• WHAT TO WORK ON
Restate the complete material exactly.

• MATERIAL
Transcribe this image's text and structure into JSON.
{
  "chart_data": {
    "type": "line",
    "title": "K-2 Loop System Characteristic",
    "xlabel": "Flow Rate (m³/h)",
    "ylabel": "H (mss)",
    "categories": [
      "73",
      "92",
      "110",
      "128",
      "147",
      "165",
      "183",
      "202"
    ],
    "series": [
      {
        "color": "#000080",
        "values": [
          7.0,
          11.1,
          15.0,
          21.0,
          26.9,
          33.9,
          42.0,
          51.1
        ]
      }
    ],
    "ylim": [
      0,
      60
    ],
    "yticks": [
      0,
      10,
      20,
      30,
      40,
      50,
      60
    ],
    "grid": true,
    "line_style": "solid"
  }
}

• REPLY TO THE EXERCISE
Transcribe this image's text and structure into JSON.
{
  "chart_data": {
    "type": "line",
    "title": "K-2 Loop System Characteristic",
    "xlabel": "Flow Rate (m³/h)",
    "ylabel": "H (mss)",
    "categories": [
      "73",
      "92",
      "110",
      "128",
      "147",
      "165",
      "183",
      "202"
    ],
    "series": [
      {
        "color": "#000080",
        "values": [
          7.0,
          11.1,
          15.0,
          21.0,
          26.9,
          33.9,
          42.0,
          51.1
        ]
      }
    ],
    "ylim": [
      0,
      60
    ],
    "yticks": [
      0,
      10,
      20,
      30,
      40,
      50,
      60
    ],
    "grid": true,
    "line_style": "solid"
  }
}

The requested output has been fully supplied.